Stated task:
Show each line of the data that contains the string "但经济增长已现拐点". Case counts.

----------------------------------------

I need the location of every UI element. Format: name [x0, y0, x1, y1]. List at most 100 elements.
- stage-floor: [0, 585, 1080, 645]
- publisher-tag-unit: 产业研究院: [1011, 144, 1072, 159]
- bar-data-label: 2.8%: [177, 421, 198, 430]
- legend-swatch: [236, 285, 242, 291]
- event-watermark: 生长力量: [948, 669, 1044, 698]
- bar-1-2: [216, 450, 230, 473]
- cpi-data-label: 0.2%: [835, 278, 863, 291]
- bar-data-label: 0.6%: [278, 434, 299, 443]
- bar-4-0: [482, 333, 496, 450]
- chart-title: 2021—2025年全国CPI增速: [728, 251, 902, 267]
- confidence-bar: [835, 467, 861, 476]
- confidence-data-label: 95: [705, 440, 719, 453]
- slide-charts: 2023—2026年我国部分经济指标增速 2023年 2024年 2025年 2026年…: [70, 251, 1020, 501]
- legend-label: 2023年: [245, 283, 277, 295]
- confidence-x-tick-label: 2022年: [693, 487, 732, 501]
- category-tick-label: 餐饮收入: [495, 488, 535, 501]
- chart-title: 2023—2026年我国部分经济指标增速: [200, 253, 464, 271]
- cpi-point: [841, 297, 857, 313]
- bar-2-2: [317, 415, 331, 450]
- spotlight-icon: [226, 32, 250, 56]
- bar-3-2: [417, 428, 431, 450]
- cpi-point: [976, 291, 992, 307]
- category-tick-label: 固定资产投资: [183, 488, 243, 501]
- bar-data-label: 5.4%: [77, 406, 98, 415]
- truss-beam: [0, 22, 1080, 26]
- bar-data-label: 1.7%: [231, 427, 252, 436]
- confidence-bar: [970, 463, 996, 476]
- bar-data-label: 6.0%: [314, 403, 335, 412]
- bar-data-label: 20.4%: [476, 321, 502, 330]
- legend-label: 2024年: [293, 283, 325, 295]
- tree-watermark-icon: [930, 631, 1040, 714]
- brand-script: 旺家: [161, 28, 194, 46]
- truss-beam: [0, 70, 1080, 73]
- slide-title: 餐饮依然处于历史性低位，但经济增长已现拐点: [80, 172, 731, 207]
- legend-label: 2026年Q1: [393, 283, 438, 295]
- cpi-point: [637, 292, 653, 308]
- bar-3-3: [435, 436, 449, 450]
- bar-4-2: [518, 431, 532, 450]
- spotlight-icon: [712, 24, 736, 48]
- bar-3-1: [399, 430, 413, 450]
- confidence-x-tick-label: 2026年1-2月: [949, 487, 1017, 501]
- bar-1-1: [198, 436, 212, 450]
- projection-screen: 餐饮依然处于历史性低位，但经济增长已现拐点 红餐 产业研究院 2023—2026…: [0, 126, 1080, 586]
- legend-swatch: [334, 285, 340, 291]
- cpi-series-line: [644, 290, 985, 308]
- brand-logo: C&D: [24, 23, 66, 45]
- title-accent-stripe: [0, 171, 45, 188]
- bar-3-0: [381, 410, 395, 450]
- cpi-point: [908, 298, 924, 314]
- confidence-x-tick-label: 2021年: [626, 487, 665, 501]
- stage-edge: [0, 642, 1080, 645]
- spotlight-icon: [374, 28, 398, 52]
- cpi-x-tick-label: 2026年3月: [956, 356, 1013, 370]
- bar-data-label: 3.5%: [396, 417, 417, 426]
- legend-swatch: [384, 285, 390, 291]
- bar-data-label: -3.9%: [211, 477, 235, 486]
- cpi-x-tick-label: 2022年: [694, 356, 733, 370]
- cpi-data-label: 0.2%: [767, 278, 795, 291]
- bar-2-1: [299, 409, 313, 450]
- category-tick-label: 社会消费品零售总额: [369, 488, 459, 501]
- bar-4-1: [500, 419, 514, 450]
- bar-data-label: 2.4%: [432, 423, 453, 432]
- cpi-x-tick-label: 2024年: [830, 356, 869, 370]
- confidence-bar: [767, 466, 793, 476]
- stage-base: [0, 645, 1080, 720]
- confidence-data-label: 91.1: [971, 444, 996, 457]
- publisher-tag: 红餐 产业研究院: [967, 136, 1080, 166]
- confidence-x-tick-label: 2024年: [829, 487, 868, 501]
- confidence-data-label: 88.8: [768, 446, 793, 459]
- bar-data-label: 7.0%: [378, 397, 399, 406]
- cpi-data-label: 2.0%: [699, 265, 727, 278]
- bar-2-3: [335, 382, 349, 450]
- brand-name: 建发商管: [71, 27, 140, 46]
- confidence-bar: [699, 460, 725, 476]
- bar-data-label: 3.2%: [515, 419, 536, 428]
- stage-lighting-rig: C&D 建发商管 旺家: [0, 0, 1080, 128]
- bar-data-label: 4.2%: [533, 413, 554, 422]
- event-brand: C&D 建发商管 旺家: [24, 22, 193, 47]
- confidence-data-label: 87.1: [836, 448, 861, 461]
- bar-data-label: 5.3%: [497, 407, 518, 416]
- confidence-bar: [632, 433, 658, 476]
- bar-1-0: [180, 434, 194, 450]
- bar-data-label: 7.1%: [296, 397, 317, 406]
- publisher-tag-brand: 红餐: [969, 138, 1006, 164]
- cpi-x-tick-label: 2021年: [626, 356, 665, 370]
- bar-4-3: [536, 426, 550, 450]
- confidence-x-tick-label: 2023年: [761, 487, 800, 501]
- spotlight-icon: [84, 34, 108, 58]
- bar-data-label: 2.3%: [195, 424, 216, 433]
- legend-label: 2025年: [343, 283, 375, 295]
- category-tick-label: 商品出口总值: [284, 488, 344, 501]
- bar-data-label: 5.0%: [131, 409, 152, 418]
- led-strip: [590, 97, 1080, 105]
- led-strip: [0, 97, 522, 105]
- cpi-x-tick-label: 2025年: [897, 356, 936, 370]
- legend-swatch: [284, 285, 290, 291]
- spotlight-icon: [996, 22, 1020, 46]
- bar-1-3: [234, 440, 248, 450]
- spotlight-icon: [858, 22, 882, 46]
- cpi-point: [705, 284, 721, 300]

----------------------------------------

Answer for the task:
- slide-title: 餐饮依然处于历史性低位，但经济增长已现拐点: [80, 172, 731, 207]
- projection-screen: 餐饮依然处于历史性低位，但经济增长已现拐点 红餐 产业研究院 2023—2026…: [0, 126, 1080, 586]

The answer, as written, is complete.